Please write out the complete listing that follows, exactly as it reads.
****************
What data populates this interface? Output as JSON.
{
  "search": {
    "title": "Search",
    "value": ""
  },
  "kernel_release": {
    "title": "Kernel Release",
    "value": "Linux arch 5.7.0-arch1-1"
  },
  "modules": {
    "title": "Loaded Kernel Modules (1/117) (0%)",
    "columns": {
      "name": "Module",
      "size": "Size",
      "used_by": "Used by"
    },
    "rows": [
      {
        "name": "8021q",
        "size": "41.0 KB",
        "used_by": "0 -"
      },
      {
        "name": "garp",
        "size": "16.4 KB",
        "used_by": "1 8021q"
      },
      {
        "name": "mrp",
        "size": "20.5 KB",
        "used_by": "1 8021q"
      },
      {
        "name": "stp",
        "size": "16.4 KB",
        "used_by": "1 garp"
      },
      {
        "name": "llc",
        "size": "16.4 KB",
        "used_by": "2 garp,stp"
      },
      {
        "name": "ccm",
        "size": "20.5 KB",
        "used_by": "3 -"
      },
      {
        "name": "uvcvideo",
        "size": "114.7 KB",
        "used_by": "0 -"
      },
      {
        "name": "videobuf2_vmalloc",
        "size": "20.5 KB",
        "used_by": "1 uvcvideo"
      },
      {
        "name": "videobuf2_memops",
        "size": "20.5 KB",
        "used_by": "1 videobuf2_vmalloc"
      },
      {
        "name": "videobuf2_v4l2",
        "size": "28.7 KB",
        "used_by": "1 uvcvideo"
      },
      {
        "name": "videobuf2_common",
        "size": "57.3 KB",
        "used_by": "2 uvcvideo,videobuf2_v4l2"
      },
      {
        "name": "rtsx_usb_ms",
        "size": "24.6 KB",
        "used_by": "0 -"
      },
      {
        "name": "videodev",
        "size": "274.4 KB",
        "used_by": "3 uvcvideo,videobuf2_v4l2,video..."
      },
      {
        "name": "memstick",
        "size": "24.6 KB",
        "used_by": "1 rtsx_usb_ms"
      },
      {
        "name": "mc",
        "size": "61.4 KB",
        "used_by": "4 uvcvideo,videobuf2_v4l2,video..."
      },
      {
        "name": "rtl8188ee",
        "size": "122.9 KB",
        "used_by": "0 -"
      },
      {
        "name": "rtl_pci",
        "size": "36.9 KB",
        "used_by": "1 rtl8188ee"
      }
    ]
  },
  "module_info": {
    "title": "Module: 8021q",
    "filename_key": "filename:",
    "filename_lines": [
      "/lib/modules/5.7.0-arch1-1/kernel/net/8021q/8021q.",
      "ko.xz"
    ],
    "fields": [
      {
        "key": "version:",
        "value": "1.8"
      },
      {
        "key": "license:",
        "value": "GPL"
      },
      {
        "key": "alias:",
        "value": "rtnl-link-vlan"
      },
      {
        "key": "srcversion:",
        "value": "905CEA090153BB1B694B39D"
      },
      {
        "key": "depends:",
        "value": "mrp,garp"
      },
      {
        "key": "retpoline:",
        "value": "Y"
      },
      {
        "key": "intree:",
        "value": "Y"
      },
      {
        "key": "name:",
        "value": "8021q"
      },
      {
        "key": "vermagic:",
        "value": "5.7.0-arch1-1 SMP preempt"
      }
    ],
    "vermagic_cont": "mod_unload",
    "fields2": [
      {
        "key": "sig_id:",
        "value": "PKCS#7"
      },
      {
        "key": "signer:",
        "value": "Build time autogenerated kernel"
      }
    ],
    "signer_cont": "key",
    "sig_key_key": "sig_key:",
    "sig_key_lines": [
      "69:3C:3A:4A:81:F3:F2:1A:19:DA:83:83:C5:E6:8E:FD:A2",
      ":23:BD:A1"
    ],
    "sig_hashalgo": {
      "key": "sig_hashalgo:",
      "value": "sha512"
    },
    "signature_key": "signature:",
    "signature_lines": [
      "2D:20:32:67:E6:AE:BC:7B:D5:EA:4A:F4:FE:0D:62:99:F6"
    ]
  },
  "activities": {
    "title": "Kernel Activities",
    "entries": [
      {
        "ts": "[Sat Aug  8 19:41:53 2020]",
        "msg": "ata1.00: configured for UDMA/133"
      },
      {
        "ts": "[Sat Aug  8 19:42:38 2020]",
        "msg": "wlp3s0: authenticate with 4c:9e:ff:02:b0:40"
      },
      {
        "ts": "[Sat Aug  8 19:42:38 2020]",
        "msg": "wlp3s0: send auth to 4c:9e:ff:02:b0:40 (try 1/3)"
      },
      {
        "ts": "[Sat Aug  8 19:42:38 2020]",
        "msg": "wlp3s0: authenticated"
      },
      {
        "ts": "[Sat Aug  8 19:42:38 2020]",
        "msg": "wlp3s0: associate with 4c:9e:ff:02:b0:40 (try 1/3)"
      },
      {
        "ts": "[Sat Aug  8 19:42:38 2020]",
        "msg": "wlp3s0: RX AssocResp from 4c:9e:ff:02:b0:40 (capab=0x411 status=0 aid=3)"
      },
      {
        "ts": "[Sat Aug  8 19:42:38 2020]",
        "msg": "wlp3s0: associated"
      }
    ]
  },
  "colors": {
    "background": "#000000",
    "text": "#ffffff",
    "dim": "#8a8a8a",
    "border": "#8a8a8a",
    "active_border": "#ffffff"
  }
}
****************
CORRECT OUTPUT:
What data populates this interface? Output as JSON.
{
  "search": {
    "title": "Search",
    "value": ""
  },
  "kernel_release": {
    "title": "Kernel Release",
    "value": "Linux arch 5.7.0-arch1-1"
  },
  "modules": {
    "title": "Loaded Kernel Modules (1/117) (0%)",
    "columns": {
      "name": "Module",
      "size": "Size",
      "used_by": "Used by"
    },
    "rows": [
      {
        "name": "8021q",
        "size": "41.0 KB",
        "used_by": "0 -"
      },
      {
        "name": "garp",
        "size": "16.4 KB",
        "used_by": "1 8021q"
      },
      {
        "name": "mrp",
        "size": "20.5 KB",
        "used_by": "1 8021q"
      },
      {
        "name": "stp",
        "size": "16.4 KB",
        "used_by": "1 garp"
      },
      {
        "name": "llc",
        "size": "16.4 KB",
        "used_by": "2 garp,stp"
      },
      {
        "name": "ccm",
        "size": "20.5 KB",
        "used_by": "3 -"
      },
      {
        "name": "uvcvideo",
        "size": "114.7 KB",
        "used_by": "0 -"
      },
      {
        "name": "videobuf2_vmalloc",
        "size": "20.5 KB",
        "used_by": "1 uvcvideo"
      },
      {
        "name": "videobuf2_memops",
        "size": "20.5 KB",
        "used_by": "1 videobuf2_vmalloc"
      },
      {
        "name": "videobuf2_v4l2",
        "size": "28.7 KB",
        "used_by": "1 uvcvideo"
      },
      {
        "name": "videobuf2_common",
        "size": "57.3 KB",
        "used_by": "2 uvcvideo,videobuf2_v4l2"
      },
      {
        "name": "rtsx_usb_ms",
        "size": "24.6 KB",
        "used_by": "0 -"
      },
      {
        "name": "videodev",
        "size": "274.4 KB",
        "used_by": "3 uvcvideo,videobuf2_v4l2,video..."
      },
      {
        "name": "memstick",
        "size": "24.6 KB",
        "used_by": "1 rtsx_usb_ms"
      },
      {
        "name": "mc",
        "size": "61.4 KB",
        "used_by": "4 uvcvideo,videobuf2_v4l2,video..."
      },
      {
        "name": "rtl8188ee",
        "size": "122.9 KB",
        "used_by": "0 -"
      },
      {
        "name": "rtl_pci",
        "size": "36.9 KB",
        "used_by": "1 rtl8188ee"
      }
    ]
  },
  "module_info": {
    "title": "Module: 8021q",
    "filename_key": "filename:",
    "filename_lines": [
      "/lib/modules/5.7.0-arch1-1/kernel/net/8021q/8021q.",
      "ko.xz"
    ],
    "fields": [
      {
        "key": "version:",
        "value": "1.8"
      },
      {
        "key": "license:",
        "value": "GPL"
      },
      {
        "key": "alias:",
        "value": "rtnl-link-vlan"
      },
      {
        "key": "srcversion:",
        "value": "905CEA090153BB1B694B39D"
      },
      {
        "key": "depends:",
        "value": "mrp,garp"
      },
      {
        "key": "retpoline:",
        "value": "Y"
      },
      {
        "key": "intree:",
        "value": "Y"
      },
      {
        "key": "name:",
        "value": "8021q"
      },
      {
        "key": "vermagic:",
        "value": "5.7.0-arch1-1 SMP preempt"
      }
    ],
    "vermagic_cont": "mod_unload",
    "fields2": [
      {
        "key": "sig_id:",
        "value": "PKCS#7"
      },
      {
        "key": "signer:",
        "value": "Build time autogenerated kernel"
      }
    ],
    "signer_cont": "key",
    "sig_key_key": "sig_key:",
    "sig_key_lines": [
      "69:3C:3A:4A:81:F3:F2:1A:19:DA:83:83:C5:E6:8E:FD:A2",
      ":23:BD:A1"
    ],
    "sig_hashalgo": {
      "key": "sig_hashalgo:",
      "value": "sha512"
    },
    "signature_key": "signature:",
    "signature_lines": [
      "2D:20:32:67:E6:AE:BC:7B:D5:EA:4A:F4:FE:0D:62:99:F6"
    ]
  },
  "activities": {
    "title": "Kernel Activities",
    "entries": [
      {
        "ts": "[Sat Aug  8 19:41:53 2020]",
        "msg": "ata1.00: configured for UDMA/133"
      },
      {
        "ts": "[Sat Aug  8 19:42:38 2020]",
        "msg": "wlp3s0: authenticate with 4c:9e:ff:02:b0:40"
      },
      {
        "ts": "[Sat Aug  8 19:42:38 2020]",
        "msg": "wlp3s0: send auth to 4c:9e:ff:02:b0:40 (try 1/3)"
      },
      {
        "ts": "[Sat Aug  8 19:42:38 2020]",
        "msg": "wlp3s0: authenticated"
      },
      {
        "ts": "[Sat Aug  8 19:42:38 2020]",
        "msg": "wlp3s0: associate with 4c:9e:ff:02:b0:40 (try 1/3)"
      },
      {
        "ts": "[Sat Aug  8 19:42:38 2020]",
        "msg": "wlp3s0: RX AssocResp from 4c:9e:ff:02:b0:40 (capab=0x411 status=0 aid=3)"
      },
      {
        "ts": "[Sat Aug  8 19:42:38 2020]",
        "msg": "wlp3s0: associated"
      }
    ]
  },
  "colors": {
    "background": "#000000",
    "text": "#ffffff",
    "dim": "#8a8a8a",
    "border": "#8a8a8a",
    "active_border": "#ffffff"
  }
}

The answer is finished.